WHAT YOU ARE ASKED TO DO: Reproduce all records exactly.

EXCERPTED DATA:

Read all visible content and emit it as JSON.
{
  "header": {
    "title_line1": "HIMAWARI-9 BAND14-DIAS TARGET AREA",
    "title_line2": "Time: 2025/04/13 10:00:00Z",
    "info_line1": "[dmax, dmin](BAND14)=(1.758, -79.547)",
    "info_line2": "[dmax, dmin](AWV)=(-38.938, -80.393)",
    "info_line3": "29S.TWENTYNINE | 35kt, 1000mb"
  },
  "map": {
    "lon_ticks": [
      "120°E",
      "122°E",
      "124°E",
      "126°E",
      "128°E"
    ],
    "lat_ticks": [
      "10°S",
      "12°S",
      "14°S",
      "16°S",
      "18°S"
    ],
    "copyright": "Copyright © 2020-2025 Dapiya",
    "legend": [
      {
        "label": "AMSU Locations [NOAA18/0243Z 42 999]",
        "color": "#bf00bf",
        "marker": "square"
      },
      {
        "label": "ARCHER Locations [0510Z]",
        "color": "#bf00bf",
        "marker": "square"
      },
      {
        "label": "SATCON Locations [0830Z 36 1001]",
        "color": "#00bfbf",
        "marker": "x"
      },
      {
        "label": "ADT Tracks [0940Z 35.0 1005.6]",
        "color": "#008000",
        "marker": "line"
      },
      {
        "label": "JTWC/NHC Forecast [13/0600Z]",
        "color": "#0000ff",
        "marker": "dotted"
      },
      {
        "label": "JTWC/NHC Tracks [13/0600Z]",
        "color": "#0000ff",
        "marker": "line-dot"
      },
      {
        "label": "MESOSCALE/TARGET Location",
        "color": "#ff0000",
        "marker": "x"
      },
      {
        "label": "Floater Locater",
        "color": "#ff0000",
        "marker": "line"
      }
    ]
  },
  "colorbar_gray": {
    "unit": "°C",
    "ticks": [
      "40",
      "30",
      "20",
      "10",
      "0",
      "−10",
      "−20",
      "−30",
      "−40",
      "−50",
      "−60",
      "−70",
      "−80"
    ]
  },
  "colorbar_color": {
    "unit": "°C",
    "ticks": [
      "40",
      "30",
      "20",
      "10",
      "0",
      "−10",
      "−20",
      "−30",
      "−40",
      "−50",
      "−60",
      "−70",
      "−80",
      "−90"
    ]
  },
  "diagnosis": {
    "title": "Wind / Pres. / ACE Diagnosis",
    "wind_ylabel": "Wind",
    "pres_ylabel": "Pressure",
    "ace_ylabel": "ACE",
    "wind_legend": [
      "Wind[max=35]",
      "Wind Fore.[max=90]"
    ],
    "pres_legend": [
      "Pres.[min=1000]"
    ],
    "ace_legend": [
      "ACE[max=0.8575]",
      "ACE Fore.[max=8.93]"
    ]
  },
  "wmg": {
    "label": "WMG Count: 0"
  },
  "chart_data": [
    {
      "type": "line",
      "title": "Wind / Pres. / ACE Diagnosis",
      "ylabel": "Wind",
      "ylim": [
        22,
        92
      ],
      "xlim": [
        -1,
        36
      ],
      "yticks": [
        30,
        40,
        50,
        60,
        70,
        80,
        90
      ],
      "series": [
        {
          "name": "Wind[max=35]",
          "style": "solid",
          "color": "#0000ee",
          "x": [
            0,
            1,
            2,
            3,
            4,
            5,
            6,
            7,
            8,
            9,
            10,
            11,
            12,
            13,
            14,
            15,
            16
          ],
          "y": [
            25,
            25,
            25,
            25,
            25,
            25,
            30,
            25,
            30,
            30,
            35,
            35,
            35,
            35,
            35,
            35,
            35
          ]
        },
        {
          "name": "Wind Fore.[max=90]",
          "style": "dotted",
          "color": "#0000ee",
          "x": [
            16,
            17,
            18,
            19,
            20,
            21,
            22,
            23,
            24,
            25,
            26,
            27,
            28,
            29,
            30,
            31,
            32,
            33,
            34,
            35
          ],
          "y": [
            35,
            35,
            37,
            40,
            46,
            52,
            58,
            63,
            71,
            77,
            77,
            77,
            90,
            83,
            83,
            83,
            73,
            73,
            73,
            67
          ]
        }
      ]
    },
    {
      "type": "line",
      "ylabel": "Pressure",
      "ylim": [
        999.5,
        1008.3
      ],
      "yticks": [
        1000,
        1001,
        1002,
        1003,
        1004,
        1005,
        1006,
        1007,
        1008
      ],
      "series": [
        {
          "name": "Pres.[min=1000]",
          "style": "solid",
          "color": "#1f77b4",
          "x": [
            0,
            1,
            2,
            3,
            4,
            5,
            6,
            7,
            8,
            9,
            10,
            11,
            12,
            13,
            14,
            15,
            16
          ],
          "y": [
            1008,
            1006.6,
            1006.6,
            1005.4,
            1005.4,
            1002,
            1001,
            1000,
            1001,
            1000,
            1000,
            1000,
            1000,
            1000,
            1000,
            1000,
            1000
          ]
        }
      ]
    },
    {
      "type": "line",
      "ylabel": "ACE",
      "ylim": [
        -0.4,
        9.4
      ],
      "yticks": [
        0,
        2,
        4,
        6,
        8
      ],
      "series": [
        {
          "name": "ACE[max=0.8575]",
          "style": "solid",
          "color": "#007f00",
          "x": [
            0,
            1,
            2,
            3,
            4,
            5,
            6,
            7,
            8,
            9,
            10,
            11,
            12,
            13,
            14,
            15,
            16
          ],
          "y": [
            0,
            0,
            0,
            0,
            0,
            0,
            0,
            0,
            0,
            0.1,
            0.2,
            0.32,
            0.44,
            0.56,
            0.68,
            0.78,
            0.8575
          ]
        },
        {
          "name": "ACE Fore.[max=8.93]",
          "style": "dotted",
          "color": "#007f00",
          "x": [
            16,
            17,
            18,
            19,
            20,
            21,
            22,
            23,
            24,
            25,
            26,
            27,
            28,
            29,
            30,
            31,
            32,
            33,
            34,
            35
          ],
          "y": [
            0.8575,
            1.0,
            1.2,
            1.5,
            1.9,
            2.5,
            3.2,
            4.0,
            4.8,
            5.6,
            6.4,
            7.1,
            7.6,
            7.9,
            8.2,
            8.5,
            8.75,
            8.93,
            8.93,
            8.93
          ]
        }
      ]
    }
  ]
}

SOLUTION FOR THIS EXERCISE:
Read all visible content and emit it as JSON.
{
  "header": {
    "title_line1": "HIMAWARI-9 BAND14-DIAS TARGET AREA",
    "title_line2": "Time: 2025/04/13 10:00:00Z",
    "info_line1": "[dmax, dmin](BAND14)=(1.758, -79.547)",
    "info_line2": "[dmax, dmin](AWV)=(-38.938, -80.393)",
    "info_line3": "29S.TWENTYNINE | 35kt, 1000mb"
  },
  "map": {
    "lon_ticks": [
      "120°E",
      "122°E",
      "124°E",
      "126°E",
      "128°E"
    ],
    "lat_ticks": [
      "10°S",
      "12°S",
      "14°S",
      "16°S",
      "18°S"
    ],
    "copyright": "Copyright © 2020-2025 Dapiya",
    "legend": [
      {
        "label": "AMSU Locations [NOAA18/0243Z 42 999]",
        "color": "#bf00bf",
        "marker": "square"
      },
      {
        "label": "ARCHER Locations [0510Z]",
        "color": "#bf00bf",
        "marker": "square"
      },
      {
        "label": "SATCON Locations [0830Z 36 1001]",
        "color": "#00bfbf",
        "marker": "x"
      },
      {
        "label": "ADT Tracks [0940Z 35.0 1005.6]",
        "color": "#008000",
        "marker": "line"
      },
      {
        "label": "JTWC/NHC Forecast [13/0600Z]",
        "color": "#0000ff",
        "marker": "dotted"
      },
      {
        "label": "JTWC/NHC Tracks [13/0600Z]",
        "color": "#0000ff",
        "marker": "line-dot"
      },
      {
        "label": "MESOSCALE/TARGET Location",
        "color": "#ff0000",
        "marker": "x"
      },
      {
        "label": "Floater Locater",
        "color": "#ff0000",
        "marker": "line"
      }
    ]
  },
  "colorbar_gray": {
    "unit": "°C",
    "ticks": [
      "40",
      "30",
      "20",
      "10",
      "0",
      "−10",
      "−20",
      "−30",
      "−40",
      "−50",
      "−60",
      "−70",
      "−80"
    ]
  },
  "colorbar_color": {
    "unit": "°C",
    "ticks": [
      "40",
      "30",
      "20",
      "10",
      "0",
      "−10",
      "−20",
      "−30",
      "−40",
      "−50",
      "−60",
      "−70",
      "−80",
      "−90"
    ]
  },
  "diagnosis": {
    "title": "Wind / Pres. / ACE Diagnosis",
    "wind_ylabel": "Wind",
    "pres_ylabel": "Pressure",
    "ace_ylabel": "ACE",
    "wind_legend": [
      "Wind[max=35]",
      "Wind Fore.[max=90]"
    ],
    "pres_legend": [
      "Pres.[min=1000]"
    ],
    "ace_legend": [
      "ACE[max=0.8575]",
      "ACE Fore.[max=8.93]"
    ]
  },
  "wmg": {
    "label": "WMG Count: 0"
  },
  "chart_data": [
    {
      "type": "line",
      "title": "Wind / Pres. / ACE Diagnosis",
      "ylabel": "Wind",
      "ylim": [
        22,
        92
      ],
      "xlim": [
        -1,
        36
      ],
      "yticks": [
        30,
        40,
        50,
        60,
        70,
        80,
        90
      ],
      "series": [
        {
          "name": "Wind[max=35]",
          "style": "solid",
          "color": "#0000ee",
          "x": [
            0,
            1,
            2,
            3,
            4,
            5,
            6,
            7,
            8,
            9,
            10,
            11,
            12,
            13,
            14,
            15,
            16
          ],
          "y": [
            25,
            25,
            25,
            25,
            25,
            25,
            30,
            25,
            30,
            30,
            35,
            35,
            35,
            35,
            35,
            35,
            35
          ]
        },
        {
          "name": "Wind Fore.[max=90]",
          "style": "dotted",
          "color": "#0000ee",
          "x": [
            16,
            17,
            18,
            19,
            20,
            21,
            22,
            23,
            24,
            25,
            26,
            27,
            28,
            29,
            30,
            31,
            32,
            33,
            34,
            35
          ],
          "y": [
            35,
            35,
            37,
            40,
            46,
            52,
            58,
            63,
            71,
            77,
            77,
            77,
            90,
            83,
            83,
            83,
            73,
            73,
            73,
            67
          ]
        }
      ]
    },
    {
      "type": "line",
      "ylabel": "Pressure",
      "ylim": [
        999.5,
        1008.3
      ],
      "yticks": [
        1000,
        1001,
        1002,
        1003,
        1004,
        1005,
        1006,
        1007,
        1008
      ],
      "series": [
        {
          "name": "Pres.[min=1000]",
          "style": "solid",
          "color": "#1f77b4",
          "x": [
            0,
            1,
            2,
            3,
            4,
            5,
            6,
            7,
            8,
            9,
            10,
            11,
            12,
            13,
            14,
            15,
            16
          ],
          "y": [
            1008,
            1006.6,
            1006.6,
            1005.4,
            1005.4,
            1002,
            1001,
            1000,
            1001,
            1000,
            1000,
            1000,
            1000,
            1000,
            1000,
            1000,
            1000
          ]
        }
      ]
    },
    {
      "type": "line",
      "ylabel": "ACE",
      "ylim": [
        -0.4,
        9.4
      ],
      "yticks": [
        0,
        2,
        4,
        6,
        8
      ],
      "series": [
        {
          "name": "ACE[max=0.8575]",
          "style": "solid",
          "color": "#007f00",
          "x": [
            0,
            1,
            2,
            3,
            4,
            5,
            6,
            7,
            8,
            9,
            10,
            11,
            12,
            13,
            14,
            15,
            16
          ],
          "y": [
            0,
            0,
            0,
            0,
            0,
            0,
            0,
            0,
            0,
            0.1,
            0.2,
            0.32,
            0.44,
            0.56,
            0.68,
            0.78,
            0.8575
          ]
        },
        {
          "name": "ACE Fore.[max=8.93]",
          "style": "dotted",
          "color": "#007f00",
          "x": [
            16,
            17,
            18,
            19,
            20,
            21,
            22,
            23,
            24,
            25,
            26,
            27,
            28,
            29,
            30,
            31,
            32,
            33,
            34,
            35
          ],
          "y": [
            0.8575,
            1.0,
            1.2,
            1.5,
            1.9,
            2.5,
            3.2,
            4.0,
            4.8,
            5.6,
            6.4,
            7.1,
            7.6,
            7.9,
            8.2,
            8.5,
            8.75,
            8.93,
            8.93,
            8.93
          ]
        }
      ]
    }
  ]
}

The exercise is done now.